Start

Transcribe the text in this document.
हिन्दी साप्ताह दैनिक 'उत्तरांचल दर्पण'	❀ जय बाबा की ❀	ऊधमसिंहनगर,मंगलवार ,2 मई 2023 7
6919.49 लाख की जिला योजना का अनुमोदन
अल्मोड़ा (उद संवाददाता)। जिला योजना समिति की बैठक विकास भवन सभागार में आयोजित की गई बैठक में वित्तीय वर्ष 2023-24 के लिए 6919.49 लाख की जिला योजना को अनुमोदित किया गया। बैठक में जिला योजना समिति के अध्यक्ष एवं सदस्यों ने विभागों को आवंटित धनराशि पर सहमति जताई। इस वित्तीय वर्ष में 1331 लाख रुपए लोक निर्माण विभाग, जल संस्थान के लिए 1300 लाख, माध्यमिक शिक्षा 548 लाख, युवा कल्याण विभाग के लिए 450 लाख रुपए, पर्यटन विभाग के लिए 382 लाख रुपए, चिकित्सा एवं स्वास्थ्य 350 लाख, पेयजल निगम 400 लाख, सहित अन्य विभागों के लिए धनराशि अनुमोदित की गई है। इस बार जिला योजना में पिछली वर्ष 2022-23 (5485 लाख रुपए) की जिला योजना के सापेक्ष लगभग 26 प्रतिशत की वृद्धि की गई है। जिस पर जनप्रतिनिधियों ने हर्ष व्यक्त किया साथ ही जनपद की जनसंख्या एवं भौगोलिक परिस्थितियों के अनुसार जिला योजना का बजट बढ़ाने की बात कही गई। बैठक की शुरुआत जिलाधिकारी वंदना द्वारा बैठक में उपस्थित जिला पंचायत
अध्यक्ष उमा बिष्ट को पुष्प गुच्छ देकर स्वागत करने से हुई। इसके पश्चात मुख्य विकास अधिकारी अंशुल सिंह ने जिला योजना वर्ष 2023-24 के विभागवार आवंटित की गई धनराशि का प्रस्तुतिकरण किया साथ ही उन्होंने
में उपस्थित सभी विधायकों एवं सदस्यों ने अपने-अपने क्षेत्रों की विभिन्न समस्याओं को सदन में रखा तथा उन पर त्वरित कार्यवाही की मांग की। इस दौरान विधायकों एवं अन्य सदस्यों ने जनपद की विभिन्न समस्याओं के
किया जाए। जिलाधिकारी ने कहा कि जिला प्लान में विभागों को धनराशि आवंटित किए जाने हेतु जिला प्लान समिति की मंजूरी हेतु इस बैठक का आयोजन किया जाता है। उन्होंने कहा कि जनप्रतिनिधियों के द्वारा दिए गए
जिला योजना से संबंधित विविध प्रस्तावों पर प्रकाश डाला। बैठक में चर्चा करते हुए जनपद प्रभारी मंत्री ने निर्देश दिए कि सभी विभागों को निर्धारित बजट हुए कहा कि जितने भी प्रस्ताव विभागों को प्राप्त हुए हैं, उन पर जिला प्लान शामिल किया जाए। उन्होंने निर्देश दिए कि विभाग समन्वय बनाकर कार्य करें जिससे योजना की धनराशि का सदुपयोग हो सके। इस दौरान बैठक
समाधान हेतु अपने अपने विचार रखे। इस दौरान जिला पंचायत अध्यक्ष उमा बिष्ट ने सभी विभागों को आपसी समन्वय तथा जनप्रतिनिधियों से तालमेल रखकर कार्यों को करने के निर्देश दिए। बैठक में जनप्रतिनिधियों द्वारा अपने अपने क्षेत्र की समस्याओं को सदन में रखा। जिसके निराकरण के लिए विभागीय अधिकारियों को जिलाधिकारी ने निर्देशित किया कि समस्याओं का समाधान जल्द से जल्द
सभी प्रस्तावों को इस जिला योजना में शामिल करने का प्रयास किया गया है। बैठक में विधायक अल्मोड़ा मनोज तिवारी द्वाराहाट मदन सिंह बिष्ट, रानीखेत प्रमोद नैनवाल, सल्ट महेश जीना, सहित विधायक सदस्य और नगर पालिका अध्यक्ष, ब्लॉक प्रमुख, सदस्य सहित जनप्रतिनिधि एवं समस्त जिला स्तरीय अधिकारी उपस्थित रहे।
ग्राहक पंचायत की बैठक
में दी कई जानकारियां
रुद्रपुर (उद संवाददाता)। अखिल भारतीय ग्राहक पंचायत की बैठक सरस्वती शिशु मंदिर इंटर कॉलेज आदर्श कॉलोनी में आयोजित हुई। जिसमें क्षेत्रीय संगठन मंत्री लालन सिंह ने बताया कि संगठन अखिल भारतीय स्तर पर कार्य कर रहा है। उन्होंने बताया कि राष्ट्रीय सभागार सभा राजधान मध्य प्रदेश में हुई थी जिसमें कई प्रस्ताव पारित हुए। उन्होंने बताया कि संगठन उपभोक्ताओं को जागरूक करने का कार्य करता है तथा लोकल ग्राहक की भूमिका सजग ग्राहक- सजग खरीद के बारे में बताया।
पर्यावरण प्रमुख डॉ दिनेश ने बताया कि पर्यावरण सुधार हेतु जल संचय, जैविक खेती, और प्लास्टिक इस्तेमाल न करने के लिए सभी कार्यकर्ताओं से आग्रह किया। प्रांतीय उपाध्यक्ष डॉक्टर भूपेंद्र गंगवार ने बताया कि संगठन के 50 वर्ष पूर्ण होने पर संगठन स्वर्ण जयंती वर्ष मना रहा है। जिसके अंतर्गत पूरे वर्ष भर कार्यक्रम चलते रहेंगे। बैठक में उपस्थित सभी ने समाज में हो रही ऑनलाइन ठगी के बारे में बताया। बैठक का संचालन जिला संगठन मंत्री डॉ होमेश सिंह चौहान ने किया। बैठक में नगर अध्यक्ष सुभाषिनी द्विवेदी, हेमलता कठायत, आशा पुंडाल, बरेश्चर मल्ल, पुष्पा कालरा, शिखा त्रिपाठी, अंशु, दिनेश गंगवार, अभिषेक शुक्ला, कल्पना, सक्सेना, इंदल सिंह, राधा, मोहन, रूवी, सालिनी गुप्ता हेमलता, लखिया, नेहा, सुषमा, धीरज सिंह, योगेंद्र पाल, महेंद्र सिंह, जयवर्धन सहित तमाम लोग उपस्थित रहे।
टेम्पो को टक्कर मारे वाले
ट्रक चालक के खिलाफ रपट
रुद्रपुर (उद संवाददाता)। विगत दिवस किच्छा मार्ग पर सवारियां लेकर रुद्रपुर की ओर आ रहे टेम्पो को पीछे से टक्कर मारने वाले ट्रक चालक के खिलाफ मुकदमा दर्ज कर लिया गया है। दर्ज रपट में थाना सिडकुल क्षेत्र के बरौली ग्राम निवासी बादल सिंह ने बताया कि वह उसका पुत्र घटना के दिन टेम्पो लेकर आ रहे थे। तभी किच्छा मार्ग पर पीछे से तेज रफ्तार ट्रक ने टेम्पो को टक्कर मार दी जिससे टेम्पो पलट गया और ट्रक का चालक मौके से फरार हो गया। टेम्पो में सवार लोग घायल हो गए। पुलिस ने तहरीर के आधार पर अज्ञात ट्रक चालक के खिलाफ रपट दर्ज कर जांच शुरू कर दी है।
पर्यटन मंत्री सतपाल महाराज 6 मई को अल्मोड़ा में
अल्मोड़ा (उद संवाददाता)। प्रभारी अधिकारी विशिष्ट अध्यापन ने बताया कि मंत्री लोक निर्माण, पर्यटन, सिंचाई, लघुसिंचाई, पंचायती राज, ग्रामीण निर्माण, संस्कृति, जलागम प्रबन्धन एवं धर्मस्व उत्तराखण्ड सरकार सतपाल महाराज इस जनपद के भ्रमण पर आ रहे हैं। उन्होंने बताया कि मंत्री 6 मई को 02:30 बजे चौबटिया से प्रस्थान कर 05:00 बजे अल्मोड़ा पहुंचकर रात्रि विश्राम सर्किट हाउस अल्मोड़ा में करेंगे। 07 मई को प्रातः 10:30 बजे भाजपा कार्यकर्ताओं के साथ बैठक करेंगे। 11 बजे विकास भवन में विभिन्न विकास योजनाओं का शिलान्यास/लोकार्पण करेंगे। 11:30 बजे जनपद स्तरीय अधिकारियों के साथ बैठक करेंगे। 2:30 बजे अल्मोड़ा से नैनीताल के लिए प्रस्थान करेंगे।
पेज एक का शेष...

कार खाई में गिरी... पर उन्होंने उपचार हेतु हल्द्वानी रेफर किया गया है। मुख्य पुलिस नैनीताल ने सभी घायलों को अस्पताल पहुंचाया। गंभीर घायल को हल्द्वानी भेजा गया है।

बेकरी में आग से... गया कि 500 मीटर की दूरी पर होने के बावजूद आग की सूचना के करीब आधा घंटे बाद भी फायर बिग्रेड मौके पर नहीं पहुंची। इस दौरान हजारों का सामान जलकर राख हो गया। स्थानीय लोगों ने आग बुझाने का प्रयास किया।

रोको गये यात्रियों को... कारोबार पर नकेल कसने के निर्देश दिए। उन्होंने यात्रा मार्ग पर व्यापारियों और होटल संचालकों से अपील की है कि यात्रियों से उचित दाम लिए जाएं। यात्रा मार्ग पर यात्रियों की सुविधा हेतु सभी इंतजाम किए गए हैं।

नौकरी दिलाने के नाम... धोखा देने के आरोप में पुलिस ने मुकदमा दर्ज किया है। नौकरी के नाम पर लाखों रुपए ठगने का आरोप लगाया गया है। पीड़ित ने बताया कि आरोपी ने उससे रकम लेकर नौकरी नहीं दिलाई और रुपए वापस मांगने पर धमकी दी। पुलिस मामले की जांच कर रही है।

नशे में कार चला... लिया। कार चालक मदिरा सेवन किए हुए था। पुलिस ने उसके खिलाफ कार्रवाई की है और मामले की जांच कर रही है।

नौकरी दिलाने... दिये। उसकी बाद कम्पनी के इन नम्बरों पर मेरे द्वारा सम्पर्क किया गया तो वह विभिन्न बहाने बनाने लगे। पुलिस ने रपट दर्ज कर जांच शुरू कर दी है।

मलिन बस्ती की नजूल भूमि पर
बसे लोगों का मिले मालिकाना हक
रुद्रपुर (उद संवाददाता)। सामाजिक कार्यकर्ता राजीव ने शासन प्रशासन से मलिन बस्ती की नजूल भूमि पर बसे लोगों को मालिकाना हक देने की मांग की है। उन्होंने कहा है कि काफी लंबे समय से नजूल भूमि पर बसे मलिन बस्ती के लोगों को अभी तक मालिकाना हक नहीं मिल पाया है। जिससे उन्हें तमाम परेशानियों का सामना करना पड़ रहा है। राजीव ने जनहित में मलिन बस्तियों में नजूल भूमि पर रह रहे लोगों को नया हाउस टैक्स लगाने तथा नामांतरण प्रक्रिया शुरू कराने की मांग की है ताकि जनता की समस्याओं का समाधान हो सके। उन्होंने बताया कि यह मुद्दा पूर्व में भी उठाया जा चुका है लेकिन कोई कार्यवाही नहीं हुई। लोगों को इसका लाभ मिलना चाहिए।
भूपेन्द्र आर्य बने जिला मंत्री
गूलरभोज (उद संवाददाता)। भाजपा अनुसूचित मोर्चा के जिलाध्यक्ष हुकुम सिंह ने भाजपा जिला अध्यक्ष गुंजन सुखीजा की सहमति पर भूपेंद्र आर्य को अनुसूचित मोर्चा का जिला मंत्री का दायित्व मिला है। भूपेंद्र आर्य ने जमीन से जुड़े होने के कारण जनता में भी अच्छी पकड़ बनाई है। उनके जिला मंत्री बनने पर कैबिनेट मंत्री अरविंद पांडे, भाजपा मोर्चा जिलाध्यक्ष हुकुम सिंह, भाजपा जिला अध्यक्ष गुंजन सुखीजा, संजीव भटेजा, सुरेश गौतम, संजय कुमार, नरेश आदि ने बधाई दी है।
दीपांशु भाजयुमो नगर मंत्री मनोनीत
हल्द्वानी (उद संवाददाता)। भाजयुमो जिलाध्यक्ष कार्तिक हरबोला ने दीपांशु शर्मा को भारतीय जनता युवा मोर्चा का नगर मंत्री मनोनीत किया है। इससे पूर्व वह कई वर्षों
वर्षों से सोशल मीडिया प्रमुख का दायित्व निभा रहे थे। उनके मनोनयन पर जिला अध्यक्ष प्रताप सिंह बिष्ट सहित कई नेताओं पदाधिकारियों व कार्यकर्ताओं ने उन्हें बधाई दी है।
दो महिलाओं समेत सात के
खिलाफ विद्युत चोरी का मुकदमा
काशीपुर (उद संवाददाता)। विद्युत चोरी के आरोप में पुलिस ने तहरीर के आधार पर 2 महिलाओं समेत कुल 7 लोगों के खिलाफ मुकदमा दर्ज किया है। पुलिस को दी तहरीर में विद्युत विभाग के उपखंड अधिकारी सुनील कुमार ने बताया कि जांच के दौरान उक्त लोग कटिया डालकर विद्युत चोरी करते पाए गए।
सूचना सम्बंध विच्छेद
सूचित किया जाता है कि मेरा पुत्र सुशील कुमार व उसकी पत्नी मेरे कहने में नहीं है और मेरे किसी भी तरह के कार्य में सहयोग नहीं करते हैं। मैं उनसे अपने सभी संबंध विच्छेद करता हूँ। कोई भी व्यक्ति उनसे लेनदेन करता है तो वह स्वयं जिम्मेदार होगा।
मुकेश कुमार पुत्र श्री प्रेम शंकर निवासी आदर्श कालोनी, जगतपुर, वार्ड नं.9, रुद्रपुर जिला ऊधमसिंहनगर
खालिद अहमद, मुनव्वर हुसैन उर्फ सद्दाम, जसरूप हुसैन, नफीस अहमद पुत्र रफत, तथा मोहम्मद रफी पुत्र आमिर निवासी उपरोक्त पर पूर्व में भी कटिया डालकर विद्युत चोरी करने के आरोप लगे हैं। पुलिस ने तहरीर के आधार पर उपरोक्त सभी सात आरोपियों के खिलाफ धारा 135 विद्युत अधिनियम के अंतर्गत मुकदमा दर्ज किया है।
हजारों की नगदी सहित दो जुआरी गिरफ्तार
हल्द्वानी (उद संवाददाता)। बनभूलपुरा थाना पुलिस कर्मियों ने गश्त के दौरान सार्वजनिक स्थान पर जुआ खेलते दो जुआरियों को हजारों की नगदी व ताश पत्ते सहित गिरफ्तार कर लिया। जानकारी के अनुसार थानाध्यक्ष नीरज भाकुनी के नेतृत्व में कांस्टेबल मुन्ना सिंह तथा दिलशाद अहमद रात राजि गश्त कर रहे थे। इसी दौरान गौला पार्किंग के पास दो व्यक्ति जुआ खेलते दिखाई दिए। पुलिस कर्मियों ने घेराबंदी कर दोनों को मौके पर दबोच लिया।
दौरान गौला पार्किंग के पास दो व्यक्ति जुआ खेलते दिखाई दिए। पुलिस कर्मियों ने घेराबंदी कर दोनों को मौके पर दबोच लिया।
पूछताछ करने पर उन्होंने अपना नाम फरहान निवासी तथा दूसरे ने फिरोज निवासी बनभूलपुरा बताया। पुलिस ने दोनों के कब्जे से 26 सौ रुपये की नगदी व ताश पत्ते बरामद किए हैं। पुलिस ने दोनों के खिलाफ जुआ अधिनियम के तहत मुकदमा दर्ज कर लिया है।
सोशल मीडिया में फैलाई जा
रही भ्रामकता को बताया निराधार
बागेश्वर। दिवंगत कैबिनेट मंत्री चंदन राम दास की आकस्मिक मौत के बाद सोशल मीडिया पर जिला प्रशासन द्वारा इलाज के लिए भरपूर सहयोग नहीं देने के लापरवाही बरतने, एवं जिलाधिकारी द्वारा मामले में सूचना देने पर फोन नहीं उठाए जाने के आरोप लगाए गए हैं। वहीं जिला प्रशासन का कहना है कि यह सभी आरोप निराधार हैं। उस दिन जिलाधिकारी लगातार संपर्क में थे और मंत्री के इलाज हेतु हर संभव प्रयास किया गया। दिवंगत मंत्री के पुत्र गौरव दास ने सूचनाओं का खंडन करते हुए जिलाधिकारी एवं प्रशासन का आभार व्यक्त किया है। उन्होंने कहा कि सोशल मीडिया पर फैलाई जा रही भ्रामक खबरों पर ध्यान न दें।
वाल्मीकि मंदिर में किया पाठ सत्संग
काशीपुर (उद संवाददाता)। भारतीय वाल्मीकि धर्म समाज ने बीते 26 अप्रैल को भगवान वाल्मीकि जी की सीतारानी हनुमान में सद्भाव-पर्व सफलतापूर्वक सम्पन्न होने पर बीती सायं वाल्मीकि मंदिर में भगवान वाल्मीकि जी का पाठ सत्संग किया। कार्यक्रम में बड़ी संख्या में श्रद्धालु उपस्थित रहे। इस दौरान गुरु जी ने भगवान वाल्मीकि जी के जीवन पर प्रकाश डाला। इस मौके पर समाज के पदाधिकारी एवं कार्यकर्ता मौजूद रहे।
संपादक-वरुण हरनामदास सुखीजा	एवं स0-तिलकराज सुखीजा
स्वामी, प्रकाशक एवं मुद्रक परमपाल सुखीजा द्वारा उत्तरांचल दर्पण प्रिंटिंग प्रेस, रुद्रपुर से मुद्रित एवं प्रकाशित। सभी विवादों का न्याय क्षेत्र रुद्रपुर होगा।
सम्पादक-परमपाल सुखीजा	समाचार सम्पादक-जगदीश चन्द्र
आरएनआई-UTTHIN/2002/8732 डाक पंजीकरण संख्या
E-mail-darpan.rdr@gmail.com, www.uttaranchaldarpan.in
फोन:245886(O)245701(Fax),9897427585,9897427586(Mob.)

End

Pull out every line in the data above that has the word "हनगर".

-- Task output --
हिन्दी साप्ताह दैनिक 'उत्तरांचल दर्पण'	❀ जय बाबा की ❀	ऊधमसिंहनगर,मंगलवार ,2 मई 2023 7
मुकेश कुमार पुत्र श्री प्रेम शंकर निवासी आदर्श कालोनी, जगतपुर, वार्ड नं.9, रुद्रपुर जिला ऊधमसिंहनगर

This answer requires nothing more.